[Stored entries]
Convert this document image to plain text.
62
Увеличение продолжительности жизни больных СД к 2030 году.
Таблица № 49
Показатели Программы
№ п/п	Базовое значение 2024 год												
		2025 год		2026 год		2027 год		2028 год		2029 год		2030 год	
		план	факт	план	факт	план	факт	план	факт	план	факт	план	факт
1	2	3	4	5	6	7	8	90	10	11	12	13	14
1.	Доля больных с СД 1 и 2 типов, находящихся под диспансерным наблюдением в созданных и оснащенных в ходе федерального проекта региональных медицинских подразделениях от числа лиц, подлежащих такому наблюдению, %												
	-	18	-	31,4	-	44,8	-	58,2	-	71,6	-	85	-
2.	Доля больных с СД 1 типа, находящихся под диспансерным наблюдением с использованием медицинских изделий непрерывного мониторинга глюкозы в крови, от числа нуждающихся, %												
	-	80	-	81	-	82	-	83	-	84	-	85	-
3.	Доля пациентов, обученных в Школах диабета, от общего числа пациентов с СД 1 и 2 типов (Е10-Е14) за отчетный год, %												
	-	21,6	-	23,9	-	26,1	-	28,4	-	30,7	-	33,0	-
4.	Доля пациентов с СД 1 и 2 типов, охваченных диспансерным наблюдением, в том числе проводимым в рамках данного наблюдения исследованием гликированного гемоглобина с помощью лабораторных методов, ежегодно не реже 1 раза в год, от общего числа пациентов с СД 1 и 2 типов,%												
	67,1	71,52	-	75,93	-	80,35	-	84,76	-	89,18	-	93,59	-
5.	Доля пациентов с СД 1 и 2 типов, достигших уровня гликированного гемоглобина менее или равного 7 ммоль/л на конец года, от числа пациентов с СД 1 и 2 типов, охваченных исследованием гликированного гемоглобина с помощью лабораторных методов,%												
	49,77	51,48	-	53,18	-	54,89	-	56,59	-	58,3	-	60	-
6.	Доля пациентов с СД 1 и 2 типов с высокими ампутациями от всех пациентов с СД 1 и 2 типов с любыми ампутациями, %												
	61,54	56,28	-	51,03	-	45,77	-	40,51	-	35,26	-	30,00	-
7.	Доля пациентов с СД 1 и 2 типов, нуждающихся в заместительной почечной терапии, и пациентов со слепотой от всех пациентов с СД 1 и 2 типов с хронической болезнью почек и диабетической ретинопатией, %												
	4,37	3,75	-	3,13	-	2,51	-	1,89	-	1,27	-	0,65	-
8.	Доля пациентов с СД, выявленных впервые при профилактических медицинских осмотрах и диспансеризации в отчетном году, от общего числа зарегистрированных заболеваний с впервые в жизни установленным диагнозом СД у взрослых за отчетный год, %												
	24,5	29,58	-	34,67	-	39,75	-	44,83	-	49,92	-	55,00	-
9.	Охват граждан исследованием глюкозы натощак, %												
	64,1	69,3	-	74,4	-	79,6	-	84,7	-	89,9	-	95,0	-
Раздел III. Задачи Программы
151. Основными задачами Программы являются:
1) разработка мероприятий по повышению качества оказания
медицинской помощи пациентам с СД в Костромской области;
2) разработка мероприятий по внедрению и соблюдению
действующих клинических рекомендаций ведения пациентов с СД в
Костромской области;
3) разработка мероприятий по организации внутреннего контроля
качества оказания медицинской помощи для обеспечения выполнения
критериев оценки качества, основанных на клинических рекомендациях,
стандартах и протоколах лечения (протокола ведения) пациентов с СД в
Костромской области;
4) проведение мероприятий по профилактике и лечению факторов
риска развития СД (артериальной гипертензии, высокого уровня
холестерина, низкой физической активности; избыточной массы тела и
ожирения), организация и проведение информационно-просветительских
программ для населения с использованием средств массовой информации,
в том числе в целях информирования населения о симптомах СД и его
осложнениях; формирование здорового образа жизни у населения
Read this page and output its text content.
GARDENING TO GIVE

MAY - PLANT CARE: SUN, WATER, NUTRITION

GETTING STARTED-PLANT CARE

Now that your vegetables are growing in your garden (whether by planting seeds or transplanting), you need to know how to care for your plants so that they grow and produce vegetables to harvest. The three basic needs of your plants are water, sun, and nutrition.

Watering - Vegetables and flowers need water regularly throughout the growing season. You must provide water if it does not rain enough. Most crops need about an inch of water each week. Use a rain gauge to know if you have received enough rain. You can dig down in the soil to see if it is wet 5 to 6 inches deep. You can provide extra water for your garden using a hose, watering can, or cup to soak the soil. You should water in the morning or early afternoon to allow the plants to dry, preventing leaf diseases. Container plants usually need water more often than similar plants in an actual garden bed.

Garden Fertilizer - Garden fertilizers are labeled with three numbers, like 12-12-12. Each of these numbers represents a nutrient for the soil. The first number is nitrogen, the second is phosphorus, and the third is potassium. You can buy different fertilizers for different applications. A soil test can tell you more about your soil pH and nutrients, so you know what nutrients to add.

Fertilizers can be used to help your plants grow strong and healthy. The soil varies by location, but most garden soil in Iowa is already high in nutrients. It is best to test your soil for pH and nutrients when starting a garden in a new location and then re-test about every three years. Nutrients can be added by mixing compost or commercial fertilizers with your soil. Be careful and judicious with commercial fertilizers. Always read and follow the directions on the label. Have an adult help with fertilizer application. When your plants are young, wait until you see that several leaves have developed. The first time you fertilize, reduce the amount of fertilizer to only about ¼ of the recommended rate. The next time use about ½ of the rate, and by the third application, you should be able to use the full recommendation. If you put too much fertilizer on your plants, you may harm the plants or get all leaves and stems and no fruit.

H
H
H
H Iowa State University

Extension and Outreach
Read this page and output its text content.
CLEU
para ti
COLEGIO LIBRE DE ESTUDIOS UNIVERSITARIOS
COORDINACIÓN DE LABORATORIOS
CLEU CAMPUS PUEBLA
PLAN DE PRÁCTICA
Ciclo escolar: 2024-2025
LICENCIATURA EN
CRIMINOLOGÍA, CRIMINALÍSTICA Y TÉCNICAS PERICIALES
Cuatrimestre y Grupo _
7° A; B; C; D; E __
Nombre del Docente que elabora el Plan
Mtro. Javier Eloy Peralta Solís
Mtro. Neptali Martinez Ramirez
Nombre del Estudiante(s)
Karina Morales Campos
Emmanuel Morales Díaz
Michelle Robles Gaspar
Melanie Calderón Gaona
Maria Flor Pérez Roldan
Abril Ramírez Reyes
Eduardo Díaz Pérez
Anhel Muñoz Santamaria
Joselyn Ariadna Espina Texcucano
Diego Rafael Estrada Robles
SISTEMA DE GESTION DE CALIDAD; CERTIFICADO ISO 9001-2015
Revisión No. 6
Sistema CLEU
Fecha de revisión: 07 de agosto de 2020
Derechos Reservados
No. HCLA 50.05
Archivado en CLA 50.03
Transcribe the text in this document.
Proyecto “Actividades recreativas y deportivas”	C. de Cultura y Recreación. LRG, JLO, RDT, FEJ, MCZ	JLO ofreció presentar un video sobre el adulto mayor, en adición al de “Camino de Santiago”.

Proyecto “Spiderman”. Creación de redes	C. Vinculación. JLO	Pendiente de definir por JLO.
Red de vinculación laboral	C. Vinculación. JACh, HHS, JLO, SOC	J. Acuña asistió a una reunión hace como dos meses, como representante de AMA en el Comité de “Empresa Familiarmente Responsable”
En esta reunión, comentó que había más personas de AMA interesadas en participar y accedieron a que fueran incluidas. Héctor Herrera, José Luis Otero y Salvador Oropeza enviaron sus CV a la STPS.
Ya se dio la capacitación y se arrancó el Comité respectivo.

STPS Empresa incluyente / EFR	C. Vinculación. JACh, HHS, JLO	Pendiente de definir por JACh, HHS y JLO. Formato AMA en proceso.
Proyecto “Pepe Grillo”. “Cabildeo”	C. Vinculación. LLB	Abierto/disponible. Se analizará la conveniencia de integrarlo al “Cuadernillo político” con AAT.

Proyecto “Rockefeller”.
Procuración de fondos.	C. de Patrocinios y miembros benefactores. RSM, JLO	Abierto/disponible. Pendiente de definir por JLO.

(Direction): Return every line from the records above that holds the word "оказания".

(Output of the exercise):
1) разработка мероприятий по повышению качества оказания
качества оказания медицинской помощи для обеспечения выполнения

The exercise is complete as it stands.